Output all the material that follows, exactly as given.
# start of Given records
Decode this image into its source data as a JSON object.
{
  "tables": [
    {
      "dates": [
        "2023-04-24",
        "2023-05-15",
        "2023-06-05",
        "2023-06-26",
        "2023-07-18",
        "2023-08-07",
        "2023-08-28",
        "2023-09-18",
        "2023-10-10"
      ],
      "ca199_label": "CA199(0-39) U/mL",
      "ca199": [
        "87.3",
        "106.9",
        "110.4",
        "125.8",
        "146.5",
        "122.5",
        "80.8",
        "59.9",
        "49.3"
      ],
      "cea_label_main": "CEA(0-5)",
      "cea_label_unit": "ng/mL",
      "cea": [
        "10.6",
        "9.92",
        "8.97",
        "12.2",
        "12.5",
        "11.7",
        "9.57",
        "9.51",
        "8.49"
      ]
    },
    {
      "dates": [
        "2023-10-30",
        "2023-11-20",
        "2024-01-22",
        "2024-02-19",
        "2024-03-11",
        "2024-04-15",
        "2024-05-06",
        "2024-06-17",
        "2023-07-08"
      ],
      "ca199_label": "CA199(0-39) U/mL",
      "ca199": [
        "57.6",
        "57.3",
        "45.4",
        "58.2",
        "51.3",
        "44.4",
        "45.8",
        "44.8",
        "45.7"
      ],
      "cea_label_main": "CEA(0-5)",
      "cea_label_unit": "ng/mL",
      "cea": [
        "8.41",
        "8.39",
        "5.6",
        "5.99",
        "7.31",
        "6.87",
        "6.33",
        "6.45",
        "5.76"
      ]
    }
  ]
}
# end of Given records
> **Output for this task**
Decode this image into its source data as a JSON object.
{
  "tables": [
    {
      "dates": [
        "2023-04-24",
        "2023-05-15",
        "2023-06-05",
        "2023-06-26",
        "2023-07-18",
        "2023-08-07",
        "2023-08-28",
        "2023-09-18",
        "2023-10-10"
      ],
      "ca199_label": "CA199(0-39) U/mL",
      "ca199": [
        "87.3",
        "106.9",
        "110.4",
        "125.8",
        "146.5",
        "122.5",
        "80.8",
        "59.9",
        "49.3"
      ],
      "cea_label_main": "CEA(0-5)",
      "cea_label_unit": "ng/mL",
      "cea": [
        "10.6",
        "9.92",
        "8.97",
        "12.2",
        "12.5",
        "11.7",
        "9.57",
        "9.51",
        "8.49"
      ]
    },
    {
      "dates": [
        "2023-10-30",
        "2023-11-20",
        "2024-01-22",
        "2024-02-19",
        "2024-03-11",
        "2024-04-15",
        "2024-05-06",
        "2024-06-17",
        "2023-07-08"
      ],
      "ca199_label": "CA199(0-39) U/mL",
      "ca199": [
        "57.6",
        "57.3",
        "45.4",
        "58.2",
        "51.3",
        "44.4",
        "45.8",
        "44.8",
        "45.7"
      ],
      "cea_label_main": "CEA(0-5)",
      "cea_label_unit": "ng/mL",
      "cea": [
        "8.41",
        "8.39",
        "5.6",
        "5.99",
        "7.31",
        "6.87",
        "6.33",
        "6.45",
        "5.76"
      ]
    }
  ]
}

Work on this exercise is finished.